▶ What is asked: Copy the data precisely, character for character, and leave out every picture.

▶ Information provided:

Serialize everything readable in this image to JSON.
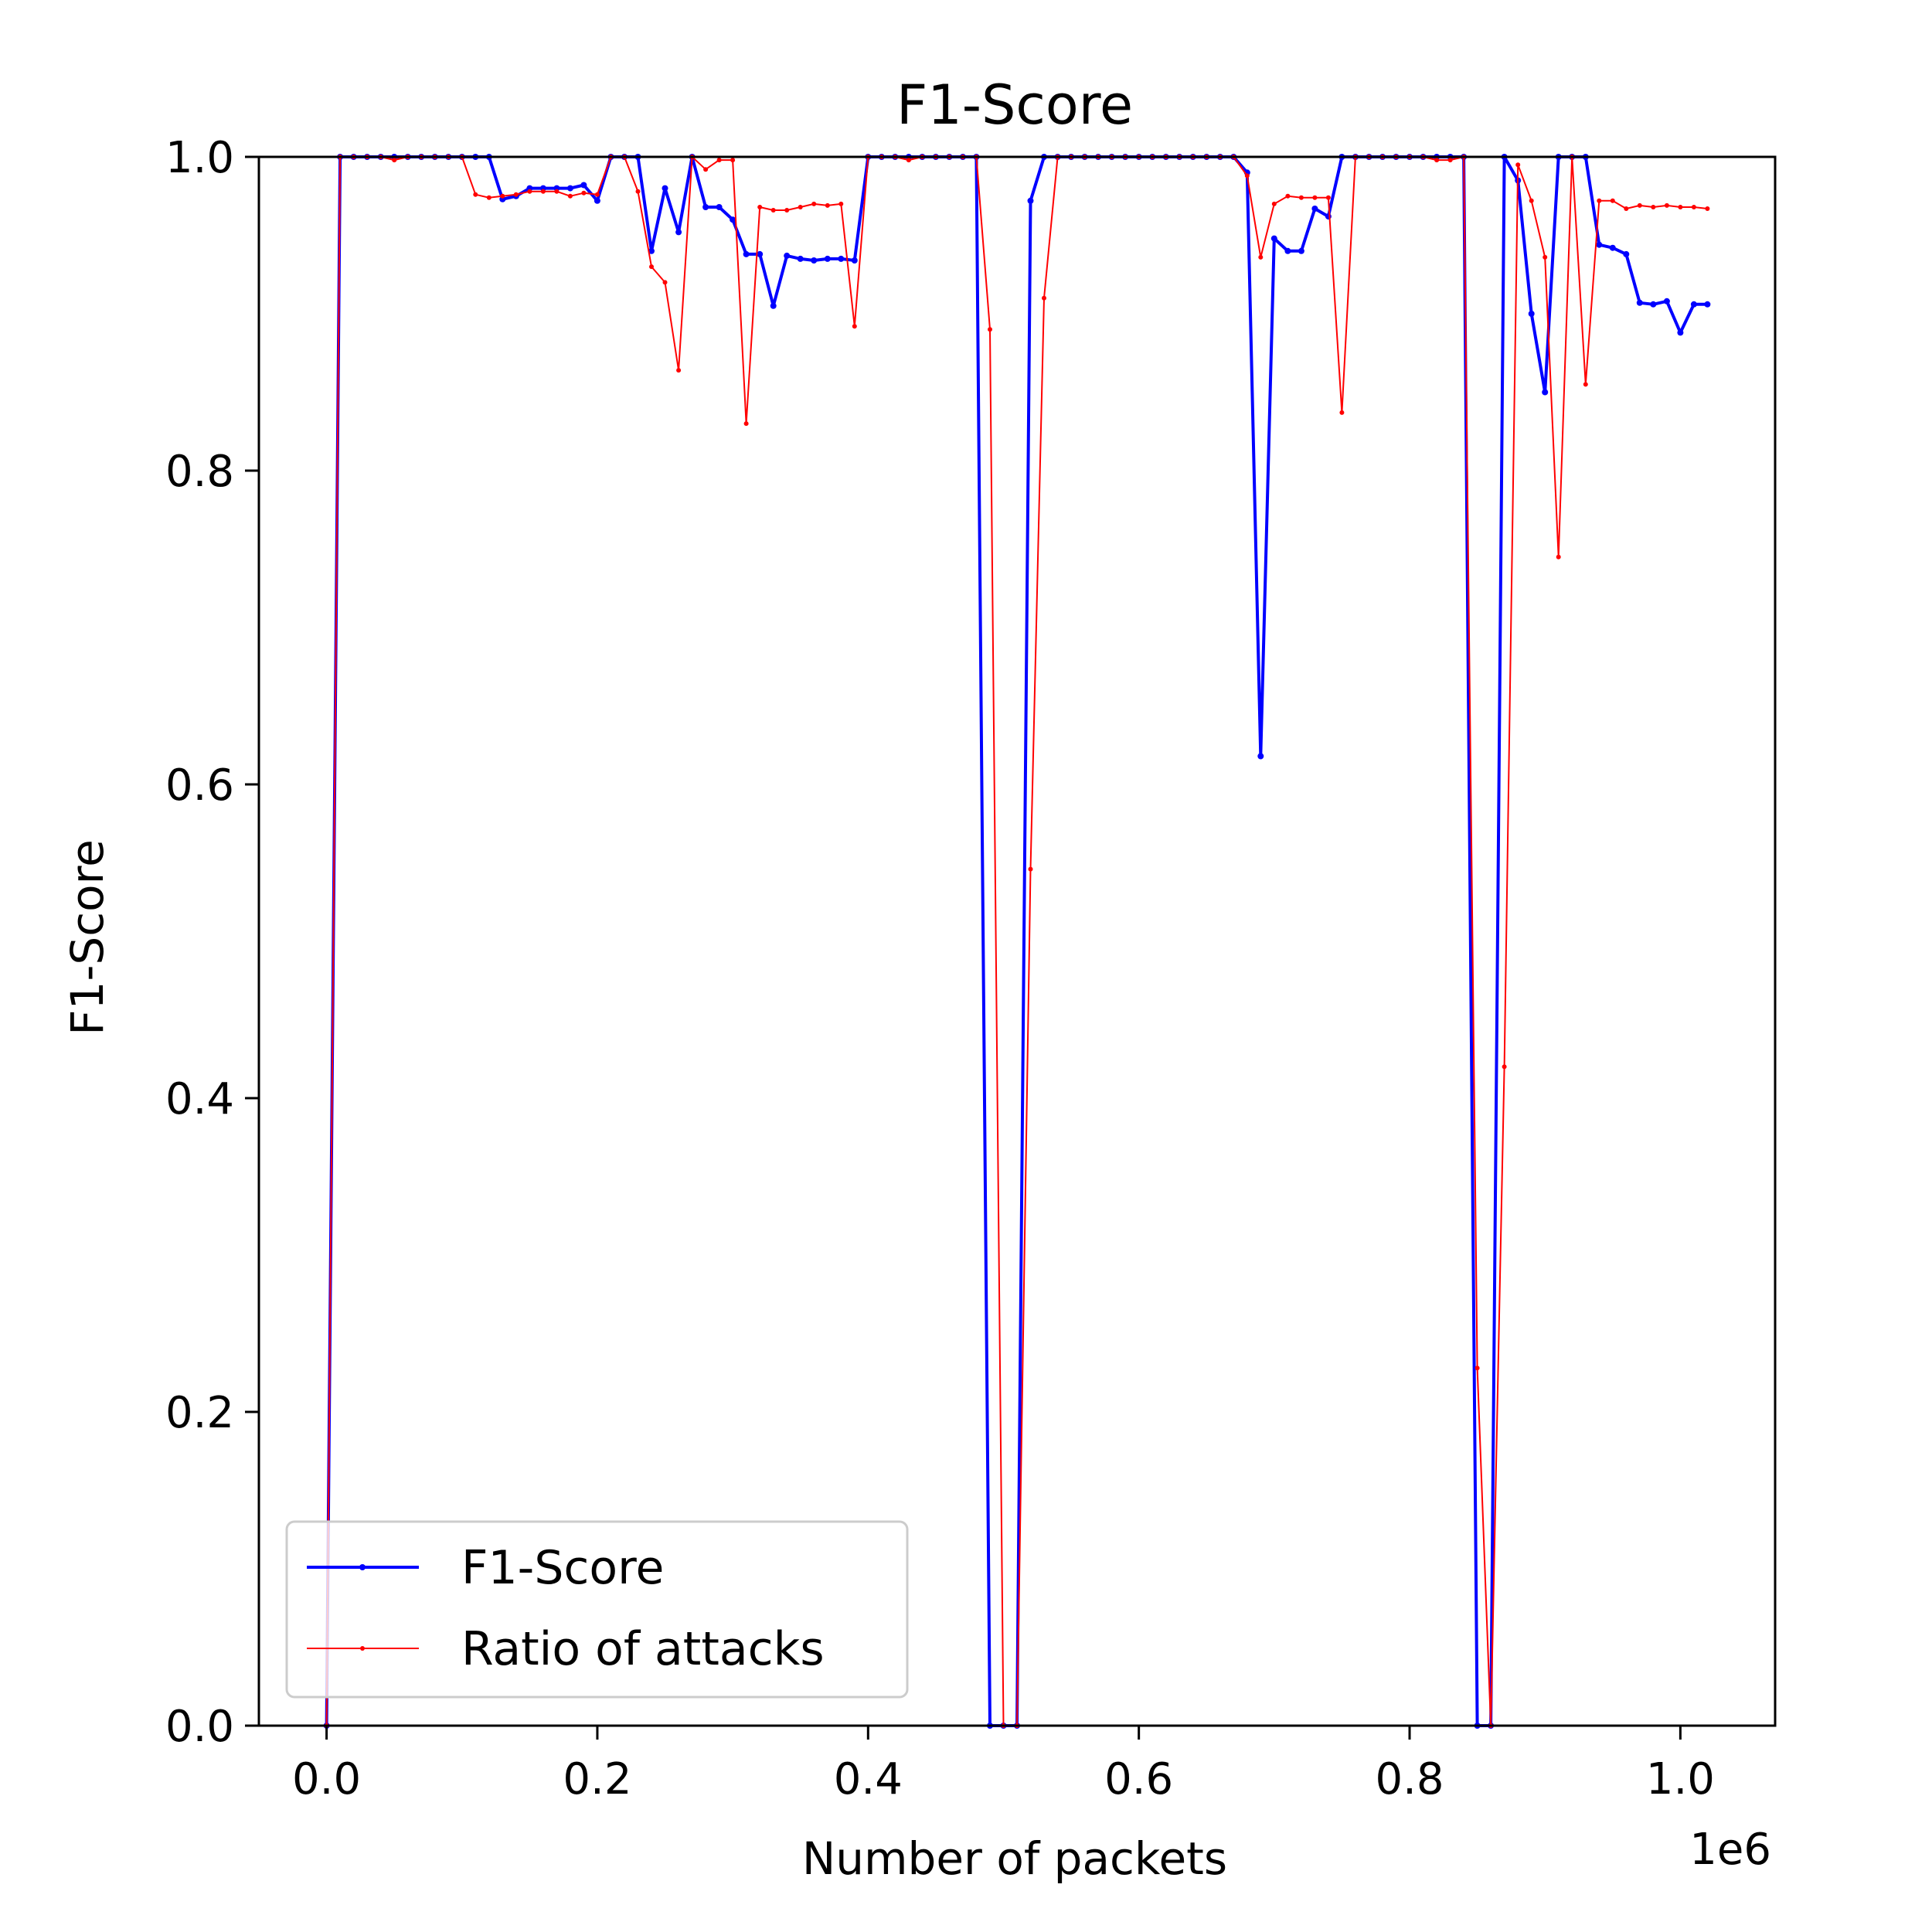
{
  "chart_data": {
    "type": "line",
    "title": "F1-Score",
    "xlabel": "Number of packets",
    "ylabel": "F1-Score",
    "x_offset_label": "1e6",
    "xlim": [
      -0.05,
      1.07
    ],
    "ylim": [
      0.0,
      1.0
    ],
    "x_ticks": [
      0.0,
      0.2,
      0.4,
      0.6,
      0.8,
      1.0
    ],
    "x_tick_labels": [
      "0.0",
      "0.2",
      "0.4",
      "0.6",
      "0.8",
      "1.0"
    ],
    "y_ticks": [
      0.0,
      0.2,
      0.4,
      0.6,
      0.8,
      1.0
    ],
    "y_tick_labels": [
      "0.0",
      "0.2",
      "0.4",
      "0.6",
      "0.8",
      "1.0"
    ],
    "grid": false,
    "legend_position": "lower-left",
    "x": [
      0.0,
      0.01,
      0.02,
      0.03,
      0.04,
      0.05,
      0.06,
      0.07,
      0.08,
      0.09,
      0.1,
      0.11,
      0.12,
      0.13,
      0.14,
      0.15,
      0.16,
      0.17,
      0.18,
      0.19,
      0.2,
      0.21,
      0.22,
      0.23,
      0.24,
      0.25,
      0.26,
      0.27,
      0.28,
      0.29,
      0.3,
      0.31,
      0.32,
      0.33,
      0.34,
      0.35,
      0.36,
      0.37,
      0.38,
      0.39,
      0.4,
      0.41,
      0.42,
      0.43,
      0.44,
      0.45,
      0.46,
      0.47,
      0.48,
      0.49,
      0.5,
      0.51,
      0.52,
      0.53,
      0.54,
      0.55,
      0.56,
      0.57,
      0.58,
      0.59,
      0.6,
      0.61,
      0.62,
      0.63,
      0.64,
      0.65,
      0.66,
      0.67,
      0.68,
      0.69,
      0.7,
      0.71,
      0.72,
      0.73,
      0.74,
      0.75,
      0.76,
      0.77,
      0.78,
      0.79,
      0.8,
      0.81,
      0.82,
      0.83,
      0.84,
      0.85,
      0.86,
      0.87,
      0.88,
      0.89,
      0.9,
      0.91,
      0.92,
      0.93,
      0.94,
      0.95,
      0.96,
      0.97,
      0.98,
      0.99,
      1.0,
      1.01,
      1.02
    ],
    "series": [
      {
        "name": "F1-Score",
        "color": "#0000ff",
        "values": [
          0.0,
          1.0,
          1.0,
          1.0,
          1.0,
          1.0,
          1.0,
          1.0,
          1.0,
          1.0,
          1.0,
          1.0,
          1.0,
          0.973,
          0.975,
          0.98,
          0.98,
          0.98,
          0.98,
          0.982,
          0.972,
          1.0,
          1.0,
          1.0,
          0.94,
          0.98,
          0.952,
          1.0,
          0.968,
          0.968,
          0.96,
          0.938,
          0.938,
          0.905,
          0.937,
          0.935,
          0.934,
          0.935,
          0.935,
          0.934,
          1.0,
          1.0,
          1.0,
          1.0,
          1.0,
          1.0,
          1.0,
          1.0,
          1.0,
          0.0,
          0.0,
          0.0,
          0.972,
          1.0,
          1.0,
          1.0,
          1.0,
          1.0,
          1.0,
          1.0,
          1.0,
          1.0,
          1.0,
          1.0,
          1.0,
          1.0,
          1.0,
          1.0,
          0.99,
          0.618,
          0.948,
          0.94,
          0.94,
          0.967,
          0.962,
          1.0,
          1.0,
          1.0,
          1.0,
          1.0,
          1.0,
          1.0,
          1.0,
          1.0,
          1.0,
          0.0,
          0.0,
          1.0,
          0.985,
          0.9,
          0.85,
          1.0,
          1.0,
          1.0,
          0.944,
          0.942,
          0.938,
          0.907,
          0.906,
          0.908,
          0.888,
          0.906,
          0.906
        ]
      },
      {
        "name": "Ratio of attacks",
        "color": "#ff0000",
        "values": [
          0.0,
          1.0,
          1.0,
          1.0,
          1.0,
          0.998,
          1.0,
          1.0,
          1.0,
          1.0,
          1.0,
          0.976,
          0.974,
          0.975,
          0.976,
          0.978,
          0.978,
          0.978,
          0.975,
          0.977,
          0.976,
          1.0,
          1.0,
          0.978,
          0.93,
          0.92,
          0.864,
          1.0,
          0.992,
          0.998,
          0.998,
          0.83,
          0.968,
          0.966,
          0.966,
          0.968,
          0.97,
          0.969,
          0.97,
          0.892,
          1.0,
          1.0,
          1.0,
          0.998,
          1.0,
          1.0,
          1.0,
          1.0,
          1.0,
          0.89,
          0.0,
          0.0,
          0.546,
          0.91,
          1.0,
          1.0,
          1.0,
          1.0,
          1.0,
          1.0,
          1.0,
          1.0,
          1.0,
          1.0,
          1.0,
          1.0,
          1.0,
          1.0,
          0.988,
          0.936,
          0.97,
          0.975,
          0.974,
          0.974,
          0.974,
          0.837,
          1.0,
          1.0,
          1.0,
          1.0,
          1.0,
          1.0,
          0.998,
          0.998,
          1.0,
          0.228,
          0.0,
          0.42,
          0.995,
          0.972,
          0.936,
          0.745,
          1.0,
          0.855,
          0.972,
          0.972,
          0.967,
          0.969,
          0.968,
          0.969,
          0.968,
          0.968,
          0.967
        ]
      }
    ]
  }
}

▶ Task answer:
Serialize everything readable in this image to JSON.
{
  "chart_data": {
    "type": "line",
    "title": "F1-Score",
    "xlabel": "Number of packets",
    "ylabel": "F1-Score",
    "x_offset_label": "1e6",
    "xlim": [
      -0.05,
      1.07
    ],
    "ylim": [
      0.0,
      1.0
    ],
    "x_ticks": [
      0.0,
      0.2,
      0.4,
      0.6,
      0.8,
      1.0
    ],
    "x_tick_labels": [
      "0.0",
      "0.2",
      "0.4",
      "0.6",
      "0.8",
      "1.0"
    ],
    "y_ticks": [
      0.0,
      0.2,
      0.4,
      0.6,
      0.8,
      1.0
    ],
    "y_tick_labels": [
      "0.0",
      "0.2",
      "0.4",
      "0.6",
      "0.8",
      "1.0"
    ],
    "grid": false,
    "legend_position": "lower-left",
    "x": [
      0.0,
      0.01,
      0.02,
      0.03,
      0.04,
      0.05,
      0.06,
      0.07,
      0.08,
      0.09,
      0.1,
      0.11,
      0.12,
      0.13,
      0.14,
      0.15,
      0.16,
      0.17,
      0.18,
      0.19,
      0.2,
      0.21,
      0.22,
      0.23,
      0.24,
      0.25,
      0.26,
      0.27,
      0.28,
      0.29,
      0.3,
      0.31,
      0.32,
      0.33,
      0.34,
      0.35,
      0.36,
      0.37,
      0.38,
      0.39,
      0.4,
      0.41,
      0.42,
      0.43,
      0.44,
      0.45,
      0.46,
      0.47,
      0.48,
      0.49,
      0.5,
      0.51,
      0.52,
      0.53,
      0.54,
      0.55,
      0.56,
      0.57,
      0.58,
      0.59,
      0.6,
      0.61,
      0.62,
      0.63,
      0.64,
      0.65,
      0.66,
      0.67,
      0.68,
      0.69,
      0.7,
      0.71,
      0.72,
      0.73,
      0.74,
      0.75,
      0.76,
      0.77,
      0.78,
      0.79,
      0.8,
      0.81,
      0.82,
      0.83,
      0.84,
      0.85,
      0.86,
      0.87,
      0.88,
      0.89,
      0.9,
      0.91,
      0.92,
      0.93,
      0.94,
      0.95,
      0.96,
      0.97,
      0.98,
      0.99,
      1.0,
      1.01,
      1.02
    ],
    "series": [
      {
        "name": "F1-Score",
        "color": "#0000ff",
        "values": [
          0.0,
          1.0,
          1.0,
          1.0,
          1.0,
          1.0,
          1.0,
          1.0,
          1.0,
          1.0,
          1.0,
          1.0,
          1.0,
          0.973,
          0.975,
          0.98,
          0.98,
          0.98,
          0.98,
          0.982,
          0.972,
          1.0,
          1.0,
          1.0,
          0.94,
          0.98,
          0.952,
          1.0,
          0.968,
          0.968,
          0.96,
          0.938,
          0.938,
          0.905,
          0.937,
          0.935,
          0.934,
          0.935,
          0.935,
          0.934,
          1.0,
          1.0,
          1.0,
          1.0,
          1.0,
          1.0,
          1.0,
          1.0,
          1.0,
          0.0,
          0.0,
          0.0,
          0.972,
          1.0,
          1.0,
          1.0,
          1.0,
          1.0,
          1.0,
          1.0,
          1.0,
          1.0,
          1.0,
          1.0,
          1.0,
          1.0,
          1.0,
          1.0,
          0.99,
          0.618,
          0.948,
          0.94,
          0.94,
          0.967,
          0.962,
          1.0,
          1.0,
          1.0,
          1.0,
          1.0,
          1.0,
          1.0,
          1.0,
          1.0,
          1.0,
          0.0,
          0.0,
          1.0,
          0.985,
          0.9,
          0.85,
          1.0,
          1.0,
          1.0,
          0.944,
          0.942,
          0.938,
          0.907,
          0.906,
          0.908,
          0.888,
          0.906,
          0.906
        ]
      },
      {
        "name": "Ratio of attacks",
        "color": "#ff0000",
        "values": [
          0.0,
          1.0,
          1.0,
          1.0,
          1.0,
          0.998,
          1.0,
          1.0,
          1.0,
          1.0,
          1.0,
          0.976,
          0.974,
          0.975,
          0.976,
          0.978,
          0.978,
          0.978,
          0.975,
          0.977,
          0.976,
          1.0,
          1.0,
          0.978,
          0.93,
          0.92,
          0.864,
          1.0,
          0.992,
          0.998,
          0.998,
          0.83,
          0.968,
          0.966,
          0.966,
          0.968,
          0.97,
          0.969,
          0.97,
          0.892,
          1.0,
          1.0,
          1.0,
          0.998,
          1.0,
          1.0,
          1.0,
          1.0,
          1.0,
          0.89,
          0.0,
          0.0,
          0.546,
          0.91,
          1.0,
          1.0,
          1.0,
          1.0,
          1.0,
          1.0,
          1.0,
          1.0,
          1.0,
          1.0,
          1.0,
          1.0,
          1.0,
          1.0,
          0.988,
          0.936,
          0.97,
          0.975,
          0.974,
          0.974,
          0.974,
          0.837,
          1.0,
          1.0,
          1.0,
          1.0,
          1.0,
          1.0,
          0.998,
          0.998,
          1.0,
          0.228,
          0.0,
          0.42,
          0.995,
          0.972,
          0.936,
          0.745,
          1.0,
          0.855,
          0.972,
          0.972,
          0.967,
          0.969,
          0.968,
          0.969,
          0.968,
          0.968,
          0.967
        ]
      }
    ]
  }
}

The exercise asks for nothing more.